• DIRECTIONS FOR THIS TASK:
Repeat the material exactly, every line of it.

(Records from a collection of figures)
====

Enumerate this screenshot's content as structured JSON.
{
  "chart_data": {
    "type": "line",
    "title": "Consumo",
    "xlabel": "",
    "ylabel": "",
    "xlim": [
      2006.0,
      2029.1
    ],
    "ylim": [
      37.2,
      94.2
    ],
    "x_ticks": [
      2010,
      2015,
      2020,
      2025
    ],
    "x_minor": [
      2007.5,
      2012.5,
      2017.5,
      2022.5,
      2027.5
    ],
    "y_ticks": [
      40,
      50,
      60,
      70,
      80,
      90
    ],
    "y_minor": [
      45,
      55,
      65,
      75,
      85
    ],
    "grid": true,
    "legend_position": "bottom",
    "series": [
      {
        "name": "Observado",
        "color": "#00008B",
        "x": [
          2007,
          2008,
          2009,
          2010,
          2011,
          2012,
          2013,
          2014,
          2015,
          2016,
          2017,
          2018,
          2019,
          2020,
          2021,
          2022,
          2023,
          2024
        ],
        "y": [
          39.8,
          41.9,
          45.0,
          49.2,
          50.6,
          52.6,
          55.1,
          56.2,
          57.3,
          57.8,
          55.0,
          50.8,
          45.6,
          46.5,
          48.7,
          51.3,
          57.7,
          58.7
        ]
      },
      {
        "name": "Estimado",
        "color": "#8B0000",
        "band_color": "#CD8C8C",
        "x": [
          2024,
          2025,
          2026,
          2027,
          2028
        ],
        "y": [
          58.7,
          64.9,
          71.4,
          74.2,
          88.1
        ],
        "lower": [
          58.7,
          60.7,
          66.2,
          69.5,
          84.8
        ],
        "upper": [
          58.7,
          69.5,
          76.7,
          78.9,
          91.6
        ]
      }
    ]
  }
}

====

• TASK ANSWER:
Enumerate this screenshot's content as structured JSON.
{
  "chart_data": {
    "type": "line",
    "title": "Consumo",
    "xlabel": "",
    "ylabel": "",
    "xlim": [
      2006.0,
      2029.1
    ],
    "ylim": [
      37.2,
      94.2
    ],
    "x_ticks": [
      2010,
      2015,
      2020,
      2025
    ],
    "x_minor": [
      2007.5,
      2012.5,
      2017.5,
      2022.5,
      2027.5
    ],
    "y_ticks": [
      40,
      50,
      60,
      70,
      80,
      90
    ],
    "y_minor": [
      45,
      55,
      65,
      75,
      85
    ],
    "grid": true,
    "legend_position": "bottom",
    "series": [
      {
        "name": "Observado",
        "color": "#00008B",
        "x": [
          2007,
          2008,
          2009,
          2010,
          2011,
          2012,
          2013,
          2014,
          2015,
          2016,
          2017,
          2018,
          2019,
          2020,
          2021,
          2022,
          2023,
          2024
        ],
        "y": [
          39.8,
          41.9,
          45.0,
          49.2,
          50.6,
          52.6,
          55.1,
          56.2,
          57.3,
          57.8,
          55.0,
          50.8,
          45.6,
          46.5,
          48.7,
          51.3,
          57.7,
          58.7
        ]
      },
      {
        "name": "Estimado",
        "color": "#8B0000",
        "band_color": "#CD8C8C",
        "x": [
          2024,
          2025,
          2026,
          2027,
          2028
        ],
        "y": [
          58.7,
          64.9,
          71.4,
          74.2,
          88.1
        ],
        "lower": [
          58.7,
          60.7,
          66.2,
          69.5,
          84.8
        ],
        "upper": [
          58.7,
          69.5,
          76.7,
          78.9,
          91.6
        ]
      }
    ]
  }
}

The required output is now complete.